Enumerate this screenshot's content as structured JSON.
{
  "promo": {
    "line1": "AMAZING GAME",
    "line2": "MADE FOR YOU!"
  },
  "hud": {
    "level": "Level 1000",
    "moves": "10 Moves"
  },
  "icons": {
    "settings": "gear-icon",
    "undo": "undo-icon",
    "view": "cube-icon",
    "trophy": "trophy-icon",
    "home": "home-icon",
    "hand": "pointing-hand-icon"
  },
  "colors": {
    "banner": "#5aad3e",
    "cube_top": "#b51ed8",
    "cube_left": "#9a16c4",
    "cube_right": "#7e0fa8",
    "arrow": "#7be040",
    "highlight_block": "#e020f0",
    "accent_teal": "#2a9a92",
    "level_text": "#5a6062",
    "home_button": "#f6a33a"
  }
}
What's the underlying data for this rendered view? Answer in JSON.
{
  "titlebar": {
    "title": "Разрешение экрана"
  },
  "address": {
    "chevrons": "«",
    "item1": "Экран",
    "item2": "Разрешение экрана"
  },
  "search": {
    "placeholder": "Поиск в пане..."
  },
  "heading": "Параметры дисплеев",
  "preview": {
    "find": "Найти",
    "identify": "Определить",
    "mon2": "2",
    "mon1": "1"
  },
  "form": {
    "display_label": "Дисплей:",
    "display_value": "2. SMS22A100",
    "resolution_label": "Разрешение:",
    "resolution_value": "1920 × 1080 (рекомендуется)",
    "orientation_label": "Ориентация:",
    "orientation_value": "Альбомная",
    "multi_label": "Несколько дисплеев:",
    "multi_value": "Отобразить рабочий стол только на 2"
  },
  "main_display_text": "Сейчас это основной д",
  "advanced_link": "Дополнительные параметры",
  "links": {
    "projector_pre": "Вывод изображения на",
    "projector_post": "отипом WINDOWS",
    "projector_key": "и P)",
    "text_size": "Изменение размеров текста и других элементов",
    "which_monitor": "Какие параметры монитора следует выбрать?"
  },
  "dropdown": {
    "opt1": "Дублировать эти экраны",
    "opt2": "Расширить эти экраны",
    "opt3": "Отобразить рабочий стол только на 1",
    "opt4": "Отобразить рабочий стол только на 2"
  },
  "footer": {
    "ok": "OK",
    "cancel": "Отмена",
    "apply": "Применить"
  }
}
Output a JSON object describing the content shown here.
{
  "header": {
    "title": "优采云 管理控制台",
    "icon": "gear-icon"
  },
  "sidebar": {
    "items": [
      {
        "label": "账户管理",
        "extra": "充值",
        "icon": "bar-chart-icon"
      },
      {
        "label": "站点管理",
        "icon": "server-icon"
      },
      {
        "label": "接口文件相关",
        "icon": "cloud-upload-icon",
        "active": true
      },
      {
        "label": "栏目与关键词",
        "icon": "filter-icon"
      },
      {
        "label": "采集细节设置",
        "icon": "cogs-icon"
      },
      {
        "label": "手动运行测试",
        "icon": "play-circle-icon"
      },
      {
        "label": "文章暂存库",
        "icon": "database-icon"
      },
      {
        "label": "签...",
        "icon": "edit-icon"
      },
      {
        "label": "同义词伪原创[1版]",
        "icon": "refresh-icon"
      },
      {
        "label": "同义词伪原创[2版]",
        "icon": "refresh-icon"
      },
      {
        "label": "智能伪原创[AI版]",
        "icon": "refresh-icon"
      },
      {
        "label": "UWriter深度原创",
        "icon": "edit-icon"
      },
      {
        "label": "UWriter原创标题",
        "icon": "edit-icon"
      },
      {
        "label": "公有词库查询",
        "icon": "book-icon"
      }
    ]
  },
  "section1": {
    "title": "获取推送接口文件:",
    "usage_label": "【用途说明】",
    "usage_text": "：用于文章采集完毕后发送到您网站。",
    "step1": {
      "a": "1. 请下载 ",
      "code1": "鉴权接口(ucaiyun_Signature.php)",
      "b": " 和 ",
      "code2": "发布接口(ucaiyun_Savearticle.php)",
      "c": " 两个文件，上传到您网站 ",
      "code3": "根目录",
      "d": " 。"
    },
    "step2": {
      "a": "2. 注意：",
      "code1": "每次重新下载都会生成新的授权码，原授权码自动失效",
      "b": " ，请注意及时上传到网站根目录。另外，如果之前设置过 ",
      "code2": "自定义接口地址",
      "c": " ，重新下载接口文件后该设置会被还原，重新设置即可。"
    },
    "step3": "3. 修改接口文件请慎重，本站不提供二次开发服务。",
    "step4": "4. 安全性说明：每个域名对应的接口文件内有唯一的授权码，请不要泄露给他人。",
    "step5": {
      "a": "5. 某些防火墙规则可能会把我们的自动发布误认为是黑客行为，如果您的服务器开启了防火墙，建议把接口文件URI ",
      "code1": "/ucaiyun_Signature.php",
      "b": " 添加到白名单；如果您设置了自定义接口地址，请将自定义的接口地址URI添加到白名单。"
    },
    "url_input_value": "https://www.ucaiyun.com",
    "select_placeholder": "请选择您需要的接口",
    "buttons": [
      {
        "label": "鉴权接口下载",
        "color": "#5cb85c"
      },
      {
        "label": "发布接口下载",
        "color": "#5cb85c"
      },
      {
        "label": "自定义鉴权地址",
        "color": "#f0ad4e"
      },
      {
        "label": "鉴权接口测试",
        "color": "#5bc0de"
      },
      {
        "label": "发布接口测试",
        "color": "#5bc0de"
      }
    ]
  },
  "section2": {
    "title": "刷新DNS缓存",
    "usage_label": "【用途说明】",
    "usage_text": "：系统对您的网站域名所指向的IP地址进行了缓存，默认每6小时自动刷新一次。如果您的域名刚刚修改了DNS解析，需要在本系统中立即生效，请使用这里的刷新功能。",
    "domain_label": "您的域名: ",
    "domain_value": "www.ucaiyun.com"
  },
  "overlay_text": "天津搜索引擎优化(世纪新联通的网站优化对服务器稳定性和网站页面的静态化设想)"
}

*WHAT THE EXERCISE ASKS:*
Return all lines containing "content".

*THE RESULT:*
Enumerate this screenshot's content as structured JSON.
Output a JSON object describing the content shown here.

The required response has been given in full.